• Required task: Go through the entries below and pick out every line with "Rada".

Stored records
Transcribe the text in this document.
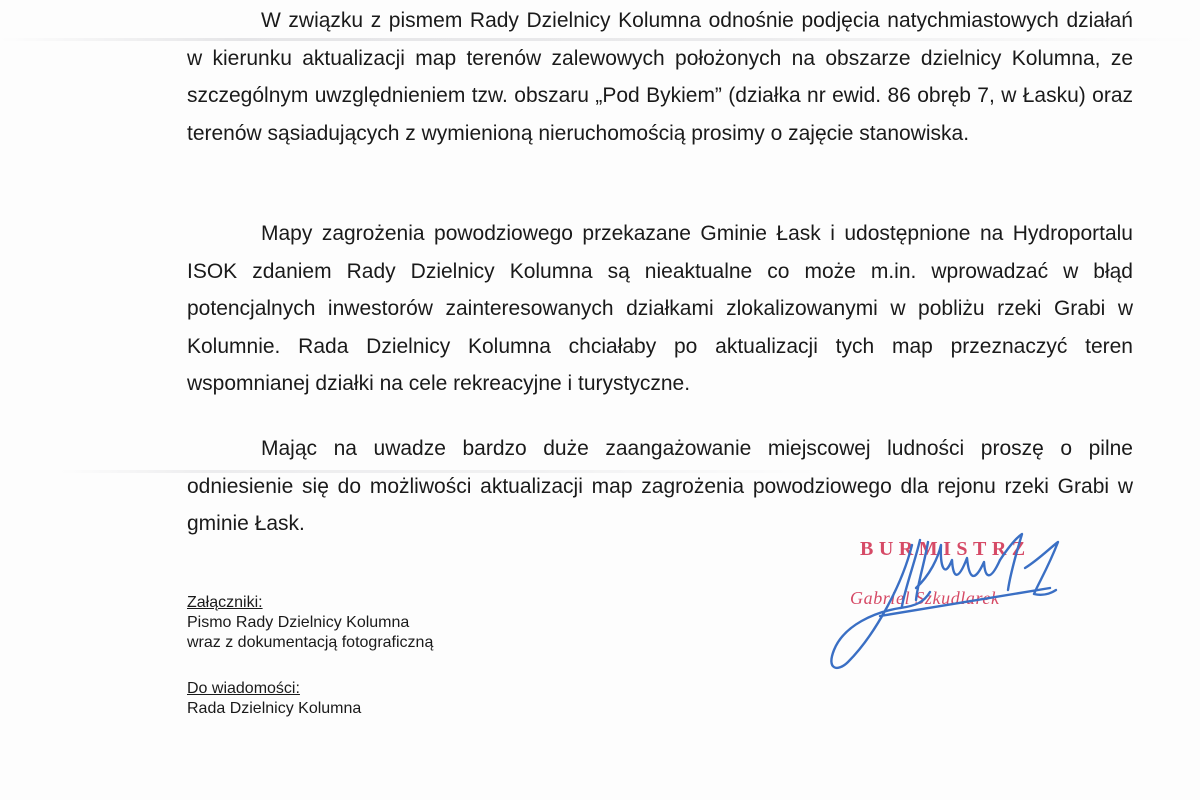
W związku z pismem Rady Dzielnicy Kolumna odnośnie podjęcia natychmiastowych działań w kierunku aktualizacji map terenów zalewowych położonych na obszarze dzielnicy Kolumna, ze szczególnym uwzględnieniem tzw. obszaru „Pod Bykiem” (działka nr ewid. 86 obręb 7, w Łasku) oraz terenów sąsiadujących z wymienioną nieruchomością prosimy o zajęcie stanowiska.

Mapy zagrożenia powodziowego przekazane Gminie Łask i udostępnione na Hydroportalu ISOK zdaniem Rady Dzielnicy Kolumna są nieaktualne co może m.in. wprowadzać w błąd potencjalnych inwestorów zainteresowanych działkami zlokalizowanymi w pobliżu rzeki Grabi w Kolumnie. Rada Dzielnicy Kolumna chciałaby po aktualizacji tych map przeznaczyć teren wspomnianej działki na cele rekreacyjne i turystyczne.

Mając na uwadze bardzo duże zaangażowanie miejscowej ludności proszę o pilne odniesienie się do możliwości aktualizacji map zagrożenia powodziowego dla rejonu rzeki Grabi w gminie Łask.

Załączniki:
Pismo Rady Dzielnicy Kolumna
wraz z dokumentacją fotograficzną
Do wiadomości:
Rada Dzielnicy Kolumna
BURMISTRZ
Gabriel Szkudlarek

• Expected answer:
Mapy zagrożenia powodziowego przekazane Gminie Łask i udostępnione na Hydroportalu ISOK zdaniem Rady Dzielnicy Kolumna są nieaktualne co może m.in. wprowadzać w błąd potencjalnych inwestorów zainteresowanych działkami zlokalizowanymi w pobliżu rzeki Grabi w Kolumnie. Rada Dzielnicy Kolumna chciałaby po aktualizacji tych map przeznaczyć teren wspomnianej działki na cele rekreacyjne i turystyczne.
Rada Dzielnicy Kolumna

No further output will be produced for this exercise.